[Collected data entries]
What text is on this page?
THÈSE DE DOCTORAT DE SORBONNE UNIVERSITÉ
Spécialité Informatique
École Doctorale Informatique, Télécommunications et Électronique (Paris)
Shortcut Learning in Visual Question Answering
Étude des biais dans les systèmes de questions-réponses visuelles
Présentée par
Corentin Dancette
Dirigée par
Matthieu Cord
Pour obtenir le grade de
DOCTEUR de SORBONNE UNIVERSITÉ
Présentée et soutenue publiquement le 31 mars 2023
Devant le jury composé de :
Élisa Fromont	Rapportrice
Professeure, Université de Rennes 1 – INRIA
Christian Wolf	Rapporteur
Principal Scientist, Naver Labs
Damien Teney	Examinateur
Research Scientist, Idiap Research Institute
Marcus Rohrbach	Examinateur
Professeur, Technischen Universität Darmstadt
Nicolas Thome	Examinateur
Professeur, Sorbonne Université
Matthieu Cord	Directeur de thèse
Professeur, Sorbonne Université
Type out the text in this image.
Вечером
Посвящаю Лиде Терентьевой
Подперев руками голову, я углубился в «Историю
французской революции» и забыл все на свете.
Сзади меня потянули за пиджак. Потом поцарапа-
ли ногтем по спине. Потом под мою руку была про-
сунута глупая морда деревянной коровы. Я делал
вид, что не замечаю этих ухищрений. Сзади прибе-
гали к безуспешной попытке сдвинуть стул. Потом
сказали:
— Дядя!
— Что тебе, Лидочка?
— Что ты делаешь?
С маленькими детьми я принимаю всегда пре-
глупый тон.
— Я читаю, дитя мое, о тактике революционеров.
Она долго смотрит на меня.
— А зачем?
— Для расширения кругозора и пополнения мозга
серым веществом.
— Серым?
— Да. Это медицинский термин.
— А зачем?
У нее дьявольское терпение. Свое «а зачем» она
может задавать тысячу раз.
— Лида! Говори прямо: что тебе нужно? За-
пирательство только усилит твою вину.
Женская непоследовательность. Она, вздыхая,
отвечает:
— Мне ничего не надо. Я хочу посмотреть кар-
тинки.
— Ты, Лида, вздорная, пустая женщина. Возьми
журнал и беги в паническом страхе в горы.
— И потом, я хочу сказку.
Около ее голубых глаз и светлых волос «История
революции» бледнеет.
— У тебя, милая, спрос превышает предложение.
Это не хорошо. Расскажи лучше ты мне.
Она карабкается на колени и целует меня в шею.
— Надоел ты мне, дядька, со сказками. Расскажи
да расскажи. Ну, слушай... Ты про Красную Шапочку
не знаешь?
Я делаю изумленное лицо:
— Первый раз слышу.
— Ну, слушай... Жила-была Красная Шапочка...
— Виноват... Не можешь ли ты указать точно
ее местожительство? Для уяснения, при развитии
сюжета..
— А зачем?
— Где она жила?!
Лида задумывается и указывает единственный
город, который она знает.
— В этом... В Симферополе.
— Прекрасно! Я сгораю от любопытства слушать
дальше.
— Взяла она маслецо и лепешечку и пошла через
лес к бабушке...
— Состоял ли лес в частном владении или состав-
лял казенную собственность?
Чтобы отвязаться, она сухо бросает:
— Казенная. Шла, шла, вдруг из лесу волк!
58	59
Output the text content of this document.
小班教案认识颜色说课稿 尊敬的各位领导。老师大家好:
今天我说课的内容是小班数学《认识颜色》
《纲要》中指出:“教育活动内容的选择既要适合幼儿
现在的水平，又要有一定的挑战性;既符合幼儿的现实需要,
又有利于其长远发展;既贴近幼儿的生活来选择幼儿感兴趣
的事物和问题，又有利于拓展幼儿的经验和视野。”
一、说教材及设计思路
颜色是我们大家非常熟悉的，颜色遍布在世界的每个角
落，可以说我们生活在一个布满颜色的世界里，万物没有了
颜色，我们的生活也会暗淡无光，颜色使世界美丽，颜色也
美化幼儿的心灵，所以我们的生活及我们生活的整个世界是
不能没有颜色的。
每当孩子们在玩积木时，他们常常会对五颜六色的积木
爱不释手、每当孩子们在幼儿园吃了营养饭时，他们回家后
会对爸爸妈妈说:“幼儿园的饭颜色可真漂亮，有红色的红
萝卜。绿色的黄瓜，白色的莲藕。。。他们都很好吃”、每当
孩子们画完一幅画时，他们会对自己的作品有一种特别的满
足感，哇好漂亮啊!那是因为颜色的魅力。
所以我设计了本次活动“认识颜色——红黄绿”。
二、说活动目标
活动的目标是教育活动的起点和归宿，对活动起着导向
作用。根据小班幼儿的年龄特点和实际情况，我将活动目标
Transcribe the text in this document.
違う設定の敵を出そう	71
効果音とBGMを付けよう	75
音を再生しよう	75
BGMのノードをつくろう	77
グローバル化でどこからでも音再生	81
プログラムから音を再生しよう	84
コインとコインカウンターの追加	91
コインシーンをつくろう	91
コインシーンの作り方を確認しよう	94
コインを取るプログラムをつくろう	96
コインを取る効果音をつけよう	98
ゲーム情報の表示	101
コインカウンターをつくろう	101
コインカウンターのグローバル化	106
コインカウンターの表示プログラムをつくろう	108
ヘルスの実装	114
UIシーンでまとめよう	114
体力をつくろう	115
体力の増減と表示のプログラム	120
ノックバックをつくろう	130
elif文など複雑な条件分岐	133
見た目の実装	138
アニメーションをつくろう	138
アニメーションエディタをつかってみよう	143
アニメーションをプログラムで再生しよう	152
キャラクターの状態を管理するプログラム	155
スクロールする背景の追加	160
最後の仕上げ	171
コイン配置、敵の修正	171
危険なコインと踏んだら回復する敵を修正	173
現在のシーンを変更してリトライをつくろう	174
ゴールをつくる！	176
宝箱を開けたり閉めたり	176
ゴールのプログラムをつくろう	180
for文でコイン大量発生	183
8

(CHALLENGE):
Wherever "Examinateur" shows up in a line, copy that line.

(REPLY TO THE EXERCISE):
Damien Teney	Examinateur
Marcus Rohrbach	Examinateur
Nicolas Thome	Examinateur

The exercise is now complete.